(EXERCISE OBJECTIVE) Using the data below, copy every line that contains the word "دارد".

(THE RECORDS)
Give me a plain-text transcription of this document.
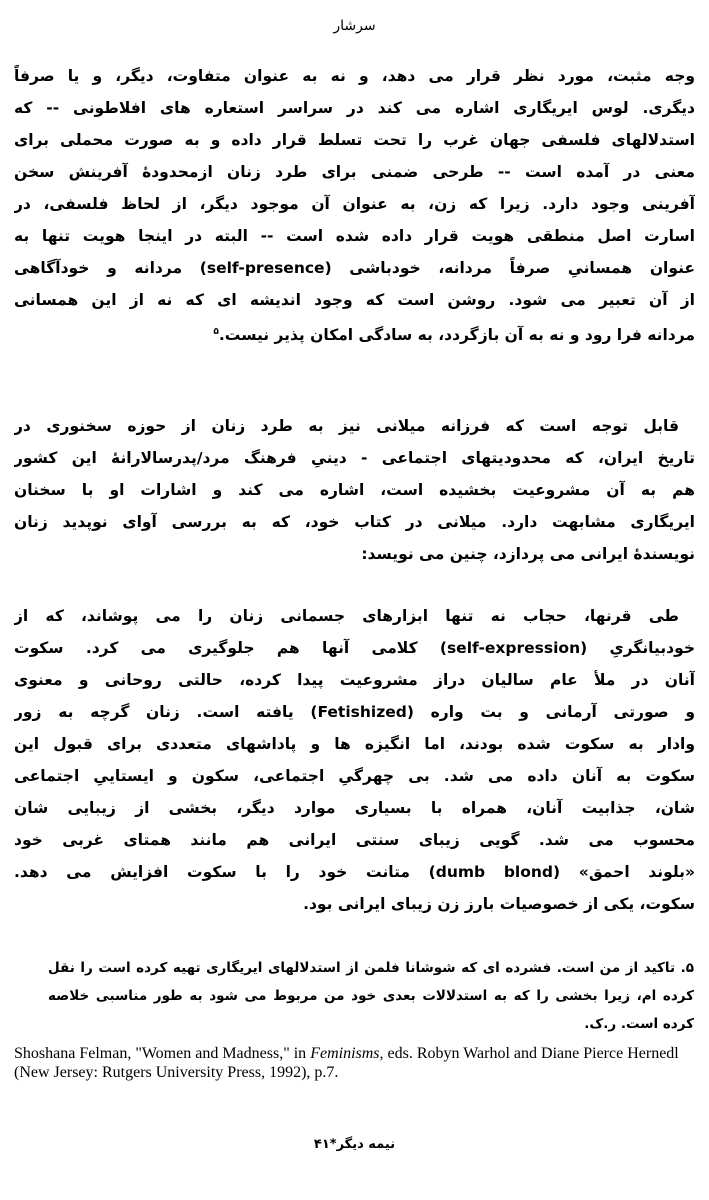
سرشار
وجه مثبت، مورد نظر قرار می دهد، و نه به عنوان متفاوت، دیگر، و یا صرفاً
دیگری. لوس ایریگاری اشاره می کند در سراسر استعاره های افلاطونی -- که
استدلالهای فلسفی جهان غرب را تحت تسلط قرار داده و به صورت محملی برای
معنی در آمده است -- طرحی ضمنی برای طرد زنان ازمحدودهٔ آفرینش سخن
آفرینی وجود دارد. زیرا که زن، به عنوان آن موجود دیگر، از لحاظ فلسفی، در
اسارت اصل منطقی هویت قرار داده شده است -- البته در اینجا هویت تنها به
عنوان همسانیِ صرفاً مردانه، خودباشی (self-presence) مردانه و خودآگاهی
از آن تعبیر می شود. روشن است که وجود اندیشه ای که نه از این همسانی
مردانه فرا رود و نه به آن بازگردد، به سادگی امکان پذیر نیست.$^۵$
قابل توجه است که فرزانه میلانی نیز به طرد زنان از حوزه سخنوری در
تاریخ ایران، که محدودیتهای اجتماعی - دینیِ فرهنگ مرد/پدرسالارانهٔ این کشور
هم به آن مشروعیت بخشیده است، اشاره می کند و اشارات او با سخنان
ایریگاری مشابهت دارد. میلانی در کتاب خود، که به بررسی آوای نوپدید زنان
نویسندهٔ ایرانی می پردازد، چنین می نویسد:
طی قرنها، حجاب نه تنها ابزارهای جسمانی زنان را می پوشاند، که از
خودبیانگریِ (self-expression) کلامی آنها هم جلوگیری می کرد. سکوت
آنان در ملأ عام سالیان دراز مشروعیت پیدا کرده، حالتی روحانی و معنوی
و صورتی آرمانی و بت واره (Fetishized) یافته است. زنان گرچه به زور
وادار به سکوت شده بودند، اما انگیزه ها و پاداشهای متعددی برای قبول این
سکوت به آنان داده می شد. بی چهرگیِ اجتماعی، سکون و ایستاییِ اجتماعی
شان، جذابیت آنان، همراه با بسیاری موارد دیگر، بخشی از زیبایی شان
محسوب می شد. گویی زیبای سنتی ایرانی هم مانند همتای غربی خود
«بلوند احمق» (dumb blond) متانت خود را با سکوت افزایش می دهد.
سکوت، یکی از خصوصیات بارز زن زیبای ایرانی بود.
۵. تاکید از من است. فشرده ای که شوشانا فلمن از استدلالهای ایریگاری تهیه کرده است را نقل
کرده ام، زیرا بخشی را که به استدلالات بعدی خود من مربوط می شود به طور مناسبی خلاصه
کرده است. ر.ک.
Shoshana Felman, "Women and Madness," in Feminisms, eds. Robyn Warhol and Diane Pierce Hernedl (New Jersey: Rutgers University Press, 1992), p.7.
نیمه دیگر*۴۱
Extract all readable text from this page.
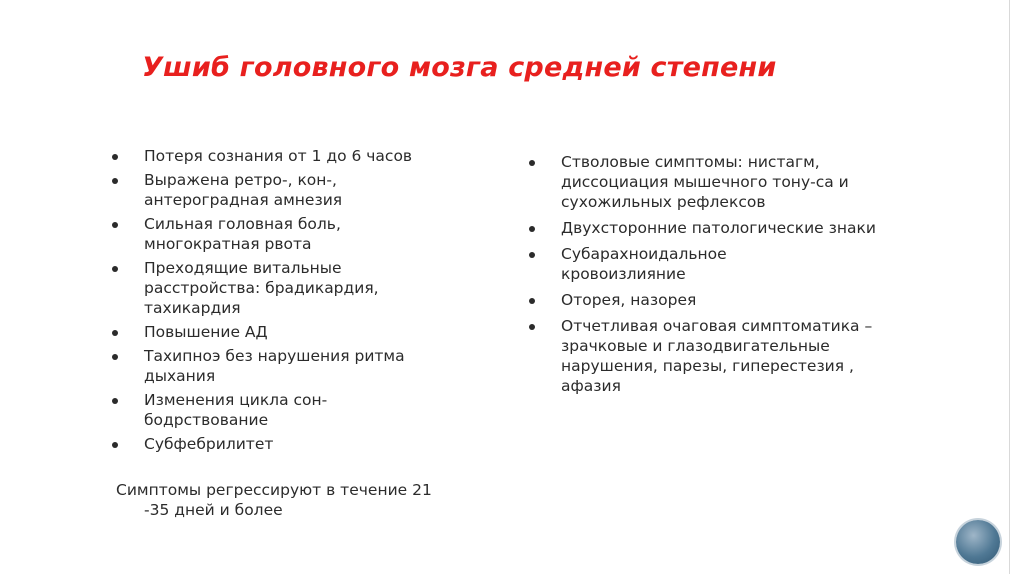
Ушиб головного мозга средней степени
Потеря сознания от 1 до 6 часов
Выражена ретро-, кон-, антероградная амнезия
Сильная головная боль, многократная рвота
Преходящие витальные расстройства: брадикардия, тахикардия
Повышение АД
Тахипноэ без нарушения ритма дыхания
Изменения цикла сон-бодрствование
Субфебрилитет
Симптомы регрессируют в течение 21
-35 дней и более
Стволовые симптомы: нистагм, диссоциация мышечного тону-са и сухожильных рефлексов
Двухсторонние патологические знаки
Субарахноидальное кровоизлияние
Оторея, назорея
Отчетливая очаговая симптоматика – зрачковые и глазодвигательные нарушения, парезы, гиперестезия , афазия
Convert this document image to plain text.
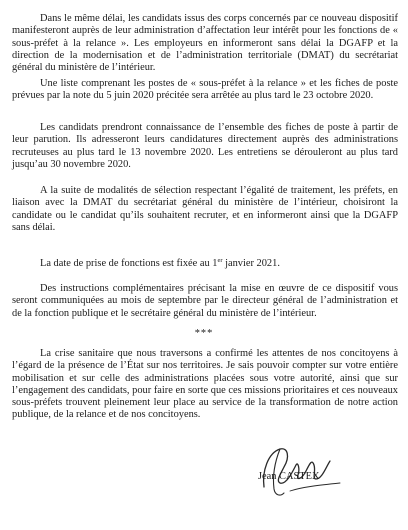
Dans le même délai, les candidats issus des corps concernés par ce nouveau dispositif manifesteront auprès de leur administration d’affectation leur intérêt pour les fonctions de « sous-préfet à la relance ». Les employeurs en informeront sans délai la DGAFP et la direction de la modernisation et de l’administration territoriale (DMAT) du secrétariat général du ministère de l’intérieur.

Une liste comprenant les postes de « sous-préfet à la relance » et les fiches de poste prévues par la note du 5 juin 2020 précitée sera arrêtée au plus tard le 23 octobre 2020.

Les candidats prendront connaissance de l’ensemble des fiches de poste à partir de leur parution. Ils adresseront leurs candidatures directement auprès des administrations recruteuses au plus tard le 13 novembre 2020. Les entretiens se dérouleront au plus tard jusqu’au 30 novembre 2020.

A la suite de modalités de sélection respectant l’égalité de traitement, les préfets, en liaison avec la DMAT du secrétariat général du ministère de l’intérieur, choisiront la candidate ou le candidat qu’ils souhaitent recruter, et en informeront ainsi que la DGAFP sans délai.

La date de prise de fonctions est fixée au 1er janvier 2021.

Des instructions complémentaires précisant la mise en œuvre de ce dispositif vous seront communiquées au mois de septembre par le directeur général de l’administration et de la fonction publique et le secrétaire général du ministère de l’intérieur.

***

La crise sanitaire que nous traversons a confirmé les attentes de nos concitoyens à l’égard de la présence de l’État sur nos territoires. Je sais pouvoir compter sur votre entière mobilisation et sur celle des administrations placées sous votre autorité, ainsi que sur l’engagement des candidats, pour faire en sorte que ces missions prioritaires et ces nouveaux sous-préfets trouvent pleinement leur place au service de la transformation de notre action publique, de la relance et de nos concitoyens.

Jean CASTEX
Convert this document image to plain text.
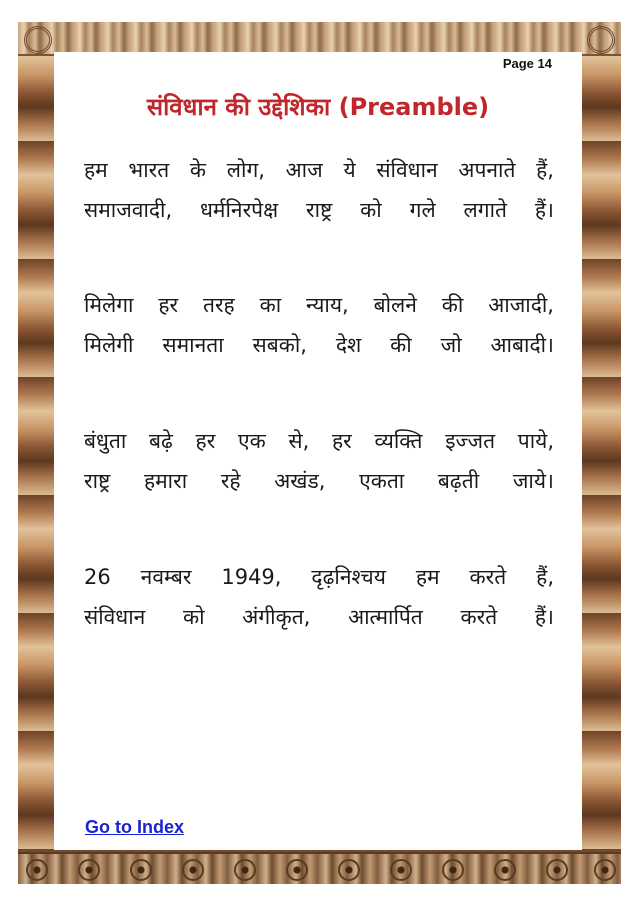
Page 14
संविधान की उद्देशिका (Preamble)
हम भारत के लोग, आज ये संविधान अपनाते हैं,
समाजवादी, धर्मनिरपेक्ष राष्ट्र को गले लगाते हैं।
मिलेगा हर तरह का न्याय, बोलने की आजादी,
मिलेगी समानता सबको, देश की जो आबादी।
बंधुता बढ़े हर एक से, हर व्यक्ति इज्जत पाये,
राष्ट्र हमारा रहे अखंड, एकता बढ़ती जाये।
26 नवम्बर 1949, दृढ़निश्चय हम करते हैं,
संविधान को अंगीकृत, आत्मार्पित करते हैं।
Go to Index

(SOLVED PROBLEM)
آفرینی وجود دارد. زیرا که زن، به عنوان آن موجود دیگر، از لحاظ فلسفی، در
ایریگاری مشابهت دارد. میلانی در کتاب خود، که به بررسی آوای نوپدید زنان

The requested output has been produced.